[Some records]

* * * * *

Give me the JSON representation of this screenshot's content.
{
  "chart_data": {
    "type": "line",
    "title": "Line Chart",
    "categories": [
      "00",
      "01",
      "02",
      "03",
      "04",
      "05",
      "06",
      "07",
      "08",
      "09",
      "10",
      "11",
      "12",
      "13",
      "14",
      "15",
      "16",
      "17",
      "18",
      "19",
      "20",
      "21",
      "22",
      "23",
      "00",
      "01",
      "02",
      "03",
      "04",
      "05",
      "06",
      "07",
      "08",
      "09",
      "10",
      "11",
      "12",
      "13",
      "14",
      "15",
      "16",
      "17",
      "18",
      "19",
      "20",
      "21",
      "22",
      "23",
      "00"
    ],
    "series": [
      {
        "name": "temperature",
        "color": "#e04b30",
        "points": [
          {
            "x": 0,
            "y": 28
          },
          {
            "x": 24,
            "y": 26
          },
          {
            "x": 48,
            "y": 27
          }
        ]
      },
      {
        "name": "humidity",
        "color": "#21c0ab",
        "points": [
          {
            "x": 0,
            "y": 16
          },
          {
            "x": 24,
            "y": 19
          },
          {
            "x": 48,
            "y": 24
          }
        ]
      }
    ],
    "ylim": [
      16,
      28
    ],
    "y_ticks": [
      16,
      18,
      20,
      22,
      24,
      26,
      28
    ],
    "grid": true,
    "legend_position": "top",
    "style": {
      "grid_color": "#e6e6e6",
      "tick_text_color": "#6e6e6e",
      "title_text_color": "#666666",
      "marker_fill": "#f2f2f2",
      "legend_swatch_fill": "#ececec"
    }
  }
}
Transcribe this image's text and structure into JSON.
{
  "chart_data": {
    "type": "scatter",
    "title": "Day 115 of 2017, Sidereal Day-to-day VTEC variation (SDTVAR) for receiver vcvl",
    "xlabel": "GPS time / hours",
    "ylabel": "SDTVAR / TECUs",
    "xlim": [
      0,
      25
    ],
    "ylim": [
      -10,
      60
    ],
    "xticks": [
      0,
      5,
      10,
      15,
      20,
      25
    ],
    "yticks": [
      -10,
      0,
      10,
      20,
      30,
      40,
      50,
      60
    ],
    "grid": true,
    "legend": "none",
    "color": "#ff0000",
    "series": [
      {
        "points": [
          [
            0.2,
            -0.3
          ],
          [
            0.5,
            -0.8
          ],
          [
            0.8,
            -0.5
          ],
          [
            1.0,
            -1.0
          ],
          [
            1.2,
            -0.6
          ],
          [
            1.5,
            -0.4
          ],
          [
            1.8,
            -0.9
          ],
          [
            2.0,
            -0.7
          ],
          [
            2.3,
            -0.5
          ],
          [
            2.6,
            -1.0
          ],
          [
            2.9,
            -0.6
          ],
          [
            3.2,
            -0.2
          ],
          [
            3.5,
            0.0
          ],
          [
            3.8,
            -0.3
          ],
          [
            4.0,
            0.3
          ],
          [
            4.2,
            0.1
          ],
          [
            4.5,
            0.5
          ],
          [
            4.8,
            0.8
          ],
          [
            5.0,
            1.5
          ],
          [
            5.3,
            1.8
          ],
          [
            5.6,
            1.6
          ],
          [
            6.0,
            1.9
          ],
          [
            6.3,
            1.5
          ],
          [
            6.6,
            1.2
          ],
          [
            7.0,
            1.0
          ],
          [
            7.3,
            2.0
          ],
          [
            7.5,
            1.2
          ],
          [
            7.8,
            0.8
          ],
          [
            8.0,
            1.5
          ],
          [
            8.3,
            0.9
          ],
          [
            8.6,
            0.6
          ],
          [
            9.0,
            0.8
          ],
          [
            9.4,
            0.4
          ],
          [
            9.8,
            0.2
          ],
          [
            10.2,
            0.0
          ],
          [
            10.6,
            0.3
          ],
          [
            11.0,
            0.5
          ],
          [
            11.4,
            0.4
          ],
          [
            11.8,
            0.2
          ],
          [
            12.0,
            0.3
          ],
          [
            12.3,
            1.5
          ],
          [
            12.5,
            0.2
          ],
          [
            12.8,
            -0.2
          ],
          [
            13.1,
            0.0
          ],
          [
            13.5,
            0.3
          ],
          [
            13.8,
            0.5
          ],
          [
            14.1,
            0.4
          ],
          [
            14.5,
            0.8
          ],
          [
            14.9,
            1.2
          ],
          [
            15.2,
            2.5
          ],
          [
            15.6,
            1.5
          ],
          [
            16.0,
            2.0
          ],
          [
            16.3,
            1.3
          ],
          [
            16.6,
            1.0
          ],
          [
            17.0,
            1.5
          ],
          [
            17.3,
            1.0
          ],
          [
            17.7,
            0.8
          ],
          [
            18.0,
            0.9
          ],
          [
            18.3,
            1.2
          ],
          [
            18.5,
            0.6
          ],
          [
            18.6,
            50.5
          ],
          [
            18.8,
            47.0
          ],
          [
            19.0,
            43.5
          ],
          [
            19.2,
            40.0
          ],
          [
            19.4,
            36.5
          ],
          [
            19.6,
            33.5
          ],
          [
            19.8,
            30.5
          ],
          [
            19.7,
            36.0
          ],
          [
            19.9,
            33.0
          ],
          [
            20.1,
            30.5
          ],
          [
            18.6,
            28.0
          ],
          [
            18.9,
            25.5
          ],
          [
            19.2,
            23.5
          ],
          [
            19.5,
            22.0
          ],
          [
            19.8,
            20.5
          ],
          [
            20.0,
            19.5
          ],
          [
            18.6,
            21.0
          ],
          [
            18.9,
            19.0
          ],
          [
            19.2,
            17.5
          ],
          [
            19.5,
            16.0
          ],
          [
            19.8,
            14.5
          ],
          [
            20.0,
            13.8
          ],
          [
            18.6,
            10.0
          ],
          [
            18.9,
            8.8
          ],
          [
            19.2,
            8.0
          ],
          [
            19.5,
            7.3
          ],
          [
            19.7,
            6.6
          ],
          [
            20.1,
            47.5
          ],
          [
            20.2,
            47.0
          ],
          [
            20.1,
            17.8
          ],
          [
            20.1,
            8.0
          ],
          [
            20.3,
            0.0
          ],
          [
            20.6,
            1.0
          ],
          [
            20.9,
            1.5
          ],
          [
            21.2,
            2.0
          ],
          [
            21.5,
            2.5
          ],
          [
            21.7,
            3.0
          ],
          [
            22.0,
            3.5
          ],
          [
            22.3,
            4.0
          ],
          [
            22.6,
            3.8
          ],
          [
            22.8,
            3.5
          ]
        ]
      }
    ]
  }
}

* * * * *

What is required:
Show the data once more, exactly as it was written.

Written response:
Give me the JSON representation of this screenshot's content.
{
  "chart_data": {
    "type": "line",
    "title": "Line Chart",
    "categories": [
      "00",
      "01",
      "02",
      "03",
      "04",
      "05",
      "06",
      "07",
      "08",
      "09",
      "10",
      "11",
      "12",
      "13",
      "14",
      "15",
      "16",
      "17",
      "18",
      "19",
      "20",
      "21",
      "22",
      "23",
      "00",
      "01",
      "02",
      "03",
      "04",
      "05",
      "06",
      "07",
      "08",
      "09",
      "10",
      "11",
      "12",
      "13",
      "14",
      "15",
      "16",
      "17",
      "18",
      "19",
      "20",
      "21",
      "22",
      "23",
      "00"
    ],
    "series": [
      {
        "name": "temperature",
        "color": "#e04b30",
        "points": [
          {
            "x": 0,
            "y": 28
          },
          {
            "x": 24,
            "y": 26
          },
          {
            "x": 48,
            "y": 27
          }
        ]
      },
      {
        "name": "humidity",
        "color": "#21c0ab",
        "points": [
          {
            "x": 0,
            "y": 16
          },
          {
            "x": 24,
            "y": 19
          },
          {
            "x": 48,
            "y": 24
          }
        ]
      }
    ],
    "ylim": [
      16,
      28
    ],
    "y_ticks": [
      16,
      18,
      20,
      22,
      24,
      26,
      28
    ],
    "grid": true,
    "legend_position": "top",
    "style": {
      "grid_color": "#e6e6e6",
      "tick_text_color": "#6e6e6e",
      "title_text_color": "#666666",
      "marker_fill": "#f2f2f2",
      "legend_swatch_fill": "#ececec"
    }
  }
}
Transcribe this image's text and structure into JSON.
{
  "chart_data": {
    "type": "scatter",
    "title": "Day 115 of 2017, Sidereal Day-to-day VTEC variation (SDTVAR) for receiver vcvl",
    "xlabel": "GPS time / hours",
    "ylabel": "SDTVAR / TECUs",
    "xlim": [
      0,
      25
    ],
    "ylim": [
      -10,
      60
    ],
    "xticks": [
      0,
      5,
      10,
      15,
      20,
      25
    ],
    "yticks": [
      -10,
      0,
      10,
      20,
      30,
      40,
      50,
      60
    ],
    "grid": true,
    "legend": "none",
    "color": "#ff0000",
    "series": [
      {
        "points": [
          [
            0.2,
            -0.3
          ],
          [
            0.5,
            -0.8
          ],
          [
            0.8,
            -0.5
          ],
          [
            1.0,
            -1.0
          ],
          [
            1.2,
            -0.6
          ],
          [
            1.5,
            -0.4
          ],
          [
            1.8,
            -0.9
          ],
          [
            2.0,
            -0.7
          ],
          [
            2.3,
            -0.5
          ],
          [
            2.6,
            -1.0
          ],
          [
            2.9,
            -0.6
          ],
          [
            3.2,
            -0.2
          ],
          [
            3.5,
            0.0
          ],
          [
            3.8,
            -0.3
          ],
          [
            4.0,
            0.3
          ],
          [
            4.2,
            0.1
          ],
          [
            4.5,
            0.5
          ],
          [
            4.8,
            0.8
          ],
          [
            5.0,
            1.5
          ],
          [
            5.3,
            1.8
          ],
          [
            5.6,
            1.6
          ],
          [
            6.0,
            1.9
          ],
          [
            6.3,
            1.5
          ],
          [
            6.6,
            1.2
          ],
          [
            7.0,
            1.0
          ],
          [
            7.3,
            2.0
          ],
          [
            7.5,
            1.2
          ],
          [
            7.8,
            0.8
          ],
          [
            8.0,
            1.5
          ],
          [
            8.3,
            0.9
          ],
          [
            8.6,
            0.6
          ],
          [
            9.0,
            0.8
          ],
          [
            9.4,
            0.4
          ],
          [
            9.8,
            0.2
          ],
          [
            10.2,
            0.0
          ],
          [
            10.6,
            0.3
          ],
          [
            11.0,
            0.5
          ],
          [
            11.4,
            0.4
          ],
          [
            11.8,
            0.2
          ],
          [
            12.0,
            0.3
          ],
          [
            12.3,
            1.5
          ],
          [
            12.5,
            0.2
          ],
          [
            12.8,
            -0.2
          ],
          [
            13.1,
            0.0
          ],
          [
            13.5,
            0.3
          ],
          [
            13.8,
            0.5
          ],
          [
            14.1,
            0.4
          ],
          [
            14.5,
            0.8
          ],
          [
            14.9,
            1.2
          ],
          [
            15.2,
            2.5
          ],
          [
            15.6,
            1.5
          ],
          [
            16.0,
            2.0
          ],
          [
            16.3,
            1.3
          ],
          [
            16.6,
            1.0
          ],
          [
            17.0,
            1.5
          ],
          [
            17.3,
            1.0
          ],
          [
            17.7,
            0.8
          ],
          [
            18.0,
            0.9
          ],
          [
            18.3,
            1.2
          ],
          [
            18.5,
            0.6
          ],
          [
            18.6,
            50.5
          ],
          [
            18.8,
            47.0
          ],
          [
            19.0,
            43.5
          ],
          [
            19.2,
            40.0
          ],
          [
            19.4,
            36.5
          ],
          [
            19.6,
            33.5
          ],
          [
            19.8,
            30.5
          ],
          [
            19.7,
            36.0
          ],
          [
            19.9,
            33.0
          ],
          [
            20.1,
            30.5
          ],
          [
            18.6,
            28.0
          ],
          [
            18.9,
            25.5
          ],
          [
            19.2,
            23.5
          ],
          [
            19.5,
            22.0
          ],
          [
            19.8,
            20.5
          ],
          [
            20.0,
            19.5
          ],
          [
            18.6,
            21.0
          ],
          [
            18.9,
            19.0
          ],
          [
            19.2,
            17.5
          ],
          [
            19.5,
            16.0
          ],
          [
            19.8,
            14.5
          ],
          [
            20.0,
            13.8
          ],
          [
            18.6,
            10.0
          ],
          [
            18.9,
            8.8
          ],
          [
            19.2,
            8.0
          ],
          [
            19.5,
            7.3
          ],
          [
            19.7,
            6.6
          ],
          [
            20.1,
            47.5
          ],
          [
            20.2,
            47.0
          ],
          [
            20.1,
            17.8
          ],
          [
            20.1,
            8.0
          ],
          [
            20.3,
            0.0
          ],
          [
            20.6,
            1.0
          ],
          [
            20.9,
            1.5
          ],
          [
            21.2,
            2.0
          ],
          [
            21.5,
            2.5
          ],
          [
            21.7,
            3.0
          ],
          [
            22.0,
            3.5
          ],
          [
            22.3,
            4.0
          ],
          [
            22.6,
            3.8
          ],
          [
            22.8,
            3.5
          ]
        ]
      }
    ]
  }
}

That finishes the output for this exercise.